> **Job**
List each line of the data that holds the string "text".

> **Supplied records**

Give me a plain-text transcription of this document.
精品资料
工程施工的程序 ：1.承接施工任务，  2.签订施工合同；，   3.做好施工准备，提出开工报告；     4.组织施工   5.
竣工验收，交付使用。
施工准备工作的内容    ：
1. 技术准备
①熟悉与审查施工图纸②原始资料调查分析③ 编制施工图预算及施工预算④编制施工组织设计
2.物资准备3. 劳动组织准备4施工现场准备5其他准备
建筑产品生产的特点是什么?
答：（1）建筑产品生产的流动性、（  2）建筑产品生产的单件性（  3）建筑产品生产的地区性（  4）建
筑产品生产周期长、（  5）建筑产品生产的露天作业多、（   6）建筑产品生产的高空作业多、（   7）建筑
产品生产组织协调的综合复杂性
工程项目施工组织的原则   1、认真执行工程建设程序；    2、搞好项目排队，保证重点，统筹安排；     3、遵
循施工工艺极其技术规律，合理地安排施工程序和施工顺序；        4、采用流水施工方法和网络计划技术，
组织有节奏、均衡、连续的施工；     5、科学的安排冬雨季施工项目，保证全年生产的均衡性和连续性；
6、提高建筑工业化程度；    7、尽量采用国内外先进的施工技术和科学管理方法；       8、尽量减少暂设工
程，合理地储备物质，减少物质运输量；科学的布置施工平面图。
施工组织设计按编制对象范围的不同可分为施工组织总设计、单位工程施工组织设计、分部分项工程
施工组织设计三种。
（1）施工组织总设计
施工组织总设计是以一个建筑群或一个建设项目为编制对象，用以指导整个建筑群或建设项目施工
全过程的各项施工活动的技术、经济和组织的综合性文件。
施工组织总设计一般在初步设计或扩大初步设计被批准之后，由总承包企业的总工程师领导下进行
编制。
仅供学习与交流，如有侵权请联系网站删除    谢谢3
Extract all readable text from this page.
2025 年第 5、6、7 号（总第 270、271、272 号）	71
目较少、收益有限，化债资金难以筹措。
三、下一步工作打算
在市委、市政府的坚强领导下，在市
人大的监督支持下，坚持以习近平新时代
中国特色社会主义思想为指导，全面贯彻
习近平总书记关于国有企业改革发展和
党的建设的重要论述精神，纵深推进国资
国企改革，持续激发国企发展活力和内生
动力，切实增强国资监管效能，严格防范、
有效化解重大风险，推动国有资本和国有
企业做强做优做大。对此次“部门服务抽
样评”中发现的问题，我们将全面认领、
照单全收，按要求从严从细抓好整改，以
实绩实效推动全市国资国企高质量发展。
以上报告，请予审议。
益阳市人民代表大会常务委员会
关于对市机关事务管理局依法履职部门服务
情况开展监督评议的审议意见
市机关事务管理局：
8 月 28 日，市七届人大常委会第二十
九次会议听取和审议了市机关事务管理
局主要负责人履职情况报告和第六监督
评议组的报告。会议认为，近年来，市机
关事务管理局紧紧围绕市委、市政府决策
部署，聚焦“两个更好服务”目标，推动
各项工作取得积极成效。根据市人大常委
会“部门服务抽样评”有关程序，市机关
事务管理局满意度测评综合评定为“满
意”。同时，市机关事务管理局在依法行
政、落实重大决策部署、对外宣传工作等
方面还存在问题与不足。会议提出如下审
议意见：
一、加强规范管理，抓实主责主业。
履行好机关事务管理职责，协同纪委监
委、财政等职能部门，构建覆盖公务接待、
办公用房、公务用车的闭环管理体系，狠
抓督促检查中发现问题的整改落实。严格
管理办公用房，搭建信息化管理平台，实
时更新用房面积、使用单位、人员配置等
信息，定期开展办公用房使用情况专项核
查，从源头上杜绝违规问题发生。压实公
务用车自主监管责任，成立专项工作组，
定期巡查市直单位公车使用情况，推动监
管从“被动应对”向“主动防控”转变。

> **Worked answer**
Give me a plain-text transcription of this document.
Extract all readable text from this page.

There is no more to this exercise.